**AIM OF THE EXERCISE**
Write out the whole listing, matching it exactly.

########################################

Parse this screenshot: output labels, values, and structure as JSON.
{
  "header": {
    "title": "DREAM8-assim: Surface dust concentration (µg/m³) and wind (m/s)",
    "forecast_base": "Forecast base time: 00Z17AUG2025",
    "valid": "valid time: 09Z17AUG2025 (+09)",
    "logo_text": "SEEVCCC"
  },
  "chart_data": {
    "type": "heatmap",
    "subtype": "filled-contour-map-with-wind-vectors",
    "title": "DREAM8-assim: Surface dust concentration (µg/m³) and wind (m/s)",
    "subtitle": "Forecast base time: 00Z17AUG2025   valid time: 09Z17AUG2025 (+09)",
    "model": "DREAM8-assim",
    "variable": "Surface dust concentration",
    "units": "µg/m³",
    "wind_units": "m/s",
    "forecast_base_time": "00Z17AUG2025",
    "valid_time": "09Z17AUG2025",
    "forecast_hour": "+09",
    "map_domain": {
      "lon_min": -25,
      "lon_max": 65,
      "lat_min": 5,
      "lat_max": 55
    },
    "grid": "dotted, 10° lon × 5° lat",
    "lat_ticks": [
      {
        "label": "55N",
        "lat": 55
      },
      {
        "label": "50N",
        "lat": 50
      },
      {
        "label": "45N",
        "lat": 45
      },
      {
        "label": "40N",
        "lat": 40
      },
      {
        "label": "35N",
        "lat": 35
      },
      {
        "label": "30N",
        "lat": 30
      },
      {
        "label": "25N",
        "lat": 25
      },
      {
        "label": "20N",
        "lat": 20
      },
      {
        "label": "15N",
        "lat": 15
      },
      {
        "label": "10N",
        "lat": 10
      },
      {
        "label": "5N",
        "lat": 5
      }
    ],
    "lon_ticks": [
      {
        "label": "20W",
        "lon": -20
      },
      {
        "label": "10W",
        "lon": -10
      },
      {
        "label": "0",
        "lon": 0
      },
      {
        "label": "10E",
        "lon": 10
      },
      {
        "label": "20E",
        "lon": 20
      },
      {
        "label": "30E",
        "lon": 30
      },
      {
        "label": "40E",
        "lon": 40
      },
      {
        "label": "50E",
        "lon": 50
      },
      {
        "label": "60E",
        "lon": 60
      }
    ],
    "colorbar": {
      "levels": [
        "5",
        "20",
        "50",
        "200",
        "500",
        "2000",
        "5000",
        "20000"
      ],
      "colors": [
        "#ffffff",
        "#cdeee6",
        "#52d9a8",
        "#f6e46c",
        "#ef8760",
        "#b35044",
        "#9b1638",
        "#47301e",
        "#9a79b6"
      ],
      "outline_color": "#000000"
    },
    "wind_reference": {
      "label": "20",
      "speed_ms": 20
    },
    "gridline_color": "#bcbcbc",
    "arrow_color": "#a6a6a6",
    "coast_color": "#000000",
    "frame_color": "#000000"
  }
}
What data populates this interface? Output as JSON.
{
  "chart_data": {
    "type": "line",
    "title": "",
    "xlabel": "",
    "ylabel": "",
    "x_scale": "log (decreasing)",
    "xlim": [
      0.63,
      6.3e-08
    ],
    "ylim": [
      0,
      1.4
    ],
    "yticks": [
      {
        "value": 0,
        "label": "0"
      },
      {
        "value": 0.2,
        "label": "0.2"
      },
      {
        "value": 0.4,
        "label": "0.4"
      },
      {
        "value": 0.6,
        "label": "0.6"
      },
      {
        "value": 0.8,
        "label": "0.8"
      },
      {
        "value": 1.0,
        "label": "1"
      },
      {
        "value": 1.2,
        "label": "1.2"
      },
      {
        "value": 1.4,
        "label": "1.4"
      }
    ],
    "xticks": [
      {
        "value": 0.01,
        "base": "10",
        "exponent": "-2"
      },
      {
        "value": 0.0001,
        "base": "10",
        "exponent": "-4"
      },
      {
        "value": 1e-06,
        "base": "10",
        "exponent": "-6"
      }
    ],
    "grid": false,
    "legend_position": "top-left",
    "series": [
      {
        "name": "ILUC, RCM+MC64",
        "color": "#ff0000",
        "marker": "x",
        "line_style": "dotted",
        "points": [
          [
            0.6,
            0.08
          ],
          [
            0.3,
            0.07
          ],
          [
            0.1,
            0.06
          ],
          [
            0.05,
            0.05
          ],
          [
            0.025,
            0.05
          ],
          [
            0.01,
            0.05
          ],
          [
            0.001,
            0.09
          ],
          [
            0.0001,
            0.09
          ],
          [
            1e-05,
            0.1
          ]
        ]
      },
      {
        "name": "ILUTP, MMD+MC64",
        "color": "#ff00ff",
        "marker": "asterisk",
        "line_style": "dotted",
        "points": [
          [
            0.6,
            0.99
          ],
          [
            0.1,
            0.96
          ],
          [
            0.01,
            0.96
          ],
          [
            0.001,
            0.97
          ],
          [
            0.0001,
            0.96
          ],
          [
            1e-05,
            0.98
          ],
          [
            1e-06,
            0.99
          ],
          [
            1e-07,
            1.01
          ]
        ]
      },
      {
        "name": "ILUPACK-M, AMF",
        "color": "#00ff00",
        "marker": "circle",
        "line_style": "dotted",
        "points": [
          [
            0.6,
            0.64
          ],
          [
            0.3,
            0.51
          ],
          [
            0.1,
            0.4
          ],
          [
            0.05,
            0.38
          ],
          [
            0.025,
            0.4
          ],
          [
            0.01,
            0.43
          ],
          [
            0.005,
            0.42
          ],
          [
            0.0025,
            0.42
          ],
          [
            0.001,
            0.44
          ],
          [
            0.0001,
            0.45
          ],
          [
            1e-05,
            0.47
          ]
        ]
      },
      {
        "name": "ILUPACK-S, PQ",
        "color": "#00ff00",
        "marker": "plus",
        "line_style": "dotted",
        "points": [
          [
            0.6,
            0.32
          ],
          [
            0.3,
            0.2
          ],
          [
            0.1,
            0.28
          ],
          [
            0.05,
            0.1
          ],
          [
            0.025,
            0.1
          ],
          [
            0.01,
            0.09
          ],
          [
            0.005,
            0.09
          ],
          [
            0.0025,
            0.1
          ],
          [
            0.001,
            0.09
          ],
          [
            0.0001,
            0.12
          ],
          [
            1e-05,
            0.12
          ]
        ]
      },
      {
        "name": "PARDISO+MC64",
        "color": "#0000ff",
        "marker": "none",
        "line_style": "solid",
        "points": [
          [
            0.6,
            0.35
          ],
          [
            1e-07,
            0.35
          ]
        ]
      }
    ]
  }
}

########################################

**RESPONSE TO THE TASK**
Parse this screenshot: output labels, values, and structure as JSON.
{
  "header": {
    "title": "DREAM8-assim: Surface dust concentration (µg/m³) and wind (m/s)",
    "forecast_base": "Forecast base time: 00Z17AUG2025",
    "valid": "valid time: 09Z17AUG2025 (+09)",
    "logo_text": "SEEVCCC"
  },
  "chart_data": {
    "type": "heatmap",
    "subtype": "filled-contour-map-with-wind-vectors",
    "title": "DREAM8-assim: Surface dust concentration (µg/m³) and wind (m/s)",
    "subtitle": "Forecast base time: 00Z17AUG2025   valid time: 09Z17AUG2025 (+09)",
    "model": "DREAM8-assim",
    "variable": "Surface dust concentration",
    "units": "µg/m³",
    "wind_units": "m/s",
    "forecast_base_time": "00Z17AUG2025",
    "valid_time": "09Z17AUG2025",
    "forecast_hour": "+09",
    "map_domain": {
      "lon_min": -25,
      "lon_max": 65,
      "lat_min": 5,
      "lat_max": 55
    },
    "grid": "dotted, 10° lon × 5° lat",
    "lat_ticks": [
      {
        "label": "55N",
        "lat": 55
      },
      {
        "label": "50N",
        "lat": 50
      },
      {
        "label": "45N",
        "lat": 45
      },
      {
        "label": "40N",
        "lat": 40
      },
      {
        "label": "35N",
        "lat": 35
      },
      {
        "label": "30N",
        "lat": 30
      },
      {
        "label": "25N",
        "lat": 25
      },
      {
        "label": "20N",
        "lat": 20
      },
      {
        "label": "15N",
        "lat": 15
      },
      {
        "label": "10N",
        "lat": 10
      },
      {
        "label": "5N",
        "lat": 5
      }
    ],
    "lon_ticks": [
      {
        "label": "20W",
        "lon": -20
      },
      {
        "label": "10W",
        "lon": -10
      },
      {
        "label": "0",
        "lon": 0
      },
      {
        "label": "10E",
        "lon": 10
      },
      {
        "label": "20E",
        "lon": 20
      },
      {
        "label": "30E",
        "lon": 30
      },
      {
        "label": "40E",
        "lon": 40
      },
      {
        "label": "50E",
        "lon": 50
      },
      {
        "label": "60E",
        "lon": 60
      }
    ],
    "colorbar": {
      "levels": [
        "5",
        "20",
        "50",
        "200",
        "500",
        "2000",
        "5000",
        "20000"
      ],
      "colors": [
        "#ffffff",
        "#cdeee6",
        "#52d9a8",
        "#f6e46c",
        "#ef8760",
        "#b35044",
        "#9b1638",
        "#47301e",
        "#9a79b6"
      ],
      "outline_color": "#000000"
    },
    "wind_reference": {
      "label": "20",
      "speed_ms": 20
    },
    "gridline_color": "#bcbcbc",
    "arrow_color": "#a6a6a6",
    "coast_color": "#000000",
    "frame_color": "#000000"
  }
}
What data populates this interface? Output as JSON.
{
  "chart_data": {
    "type": "line",
    "title": "",
    "xlabel": "",
    "ylabel": "",
    "x_scale": "log (decreasing)",
    "xlim": [
      0.63,
      6.3e-08
    ],
    "ylim": [
      0,
      1.4
    ],
    "yticks": [
      {
        "value": 0,
        "label": "0"
      },
      {
        "value": 0.2,
        "label": "0.2"
      },
      {
        "value": 0.4,
        "label": "0.4"
      },
      {
        "value": 0.6,
        "label": "0.6"
      },
      {
        "value": 0.8,
        "label": "0.8"
      },
      {
        "value": 1.0,
        "label": "1"
      },
      {
        "value": 1.2,
        "label": "1.2"
      },
      {
        "value": 1.4,
        "label": "1.4"
      }
    ],
    "xticks": [
      {
        "value": 0.01,
        "base": "10",
        "exponent": "-2"
      },
      {
        "value": 0.0001,
        "base": "10",
        "exponent": "-4"
      },
      {
        "value": 1e-06,
        "base": "10",
        "exponent": "-6"
      }
    ],
    "grid": false,
    "legend_position": "top-left",
    "series": [
      {
        "name": "ILUC, RCM+MC64",
        "color": "#ff0000",
        "marker": "x",
        "line_style": "dotted",
        "points": [
          [
            0.6,
            0.08
          ],
          [
            0.3,
            0.07
          ],
          [
            0.1,
            0.06
          ],
          [
            0.05,
            0.05
          ],
          [
            0.025,
            0.05
          ],
          [
            0.01,
            0.05
          ],
          [
            0.001,
            0.09
          ],
          [
            0.0001,
            0.09
          ],
          [
            1e-05,
            0.1
          ]
        ]
      },
      {
        "name": "ILUTP, MMD+MC64",
        "color": "#ff00ff",
        "marker": "asterisk",
        "line_style": "dotted",
        "points": [
          [
            0.6,
            0.99
          ],
          [
            0.1,
            0.96
          ],
          [
            0.01,
            0.96
          ],
          [
            0.001,
            0.97
          ],
          [
            0.0001,
            0.96
          ],
          [
            1e-05,
            0.98
          ],
          [
            1e-06,
            0.99
          ],
          [
            1e-07,
            1.01
          ]
        ]
      },
      {
        "name": "ILUPACK-M, AMF",
        "color": "#00ff00",
        "marker": "circle",
        "line_style": "dotted",
        "points": [
          [
            0.6,
            0.64
          ],
          [
            0.3,
            0.51
          ],
          [
            0.1,
            0.4
          ],
          [
            0.05,
            0.38
          ],
          [
            0.025,
            0.4
          ],
          [
            0.01,
            0.43
          ],
          [
            0.005,
            0.42
          ],
          [
            0.0025,
            0.42
          ],
          [
            0.001,
            0.44
          ],
          [
            0.0001,
            0.45
          ],
          [
            1e-05,
            0.47
          ]
        ]
      },
      {
        "name": "ILUPACK-S, PQ",
        "color": "#00ff00",
        "marker": "plus",
        "line_style": "dotted",
        "points": [
          [
            0.6,
            0.32
          ],
          [
            0.3,
            0.2
          ],
          [
            0.1,
            0.28
          ],
          [
            0.05,
            0.1
          ],
          [
            0.025,
            0.1
          ],
          [
            0.01,
            0.09
          ],
          [
            0.005,
            0.09
          ],
          [
            0.0025,
            0.1
          ],
          [
            0.001,
            0.09
          ],
          [
            0.0001,
            0.12
          ],
          [
            1e-05,
            0.12
          ]
        ]
      },
      {
        "name": "PARDISO+MC64",
        "color": "#0000ff",
        "marker": "none",
        "line_style": "solid",
        "points": [
          [
            0.6,
            0.35
          ],
          [
            1e-07,
            0.35
          ]
        ]
      }
    ]
  }
}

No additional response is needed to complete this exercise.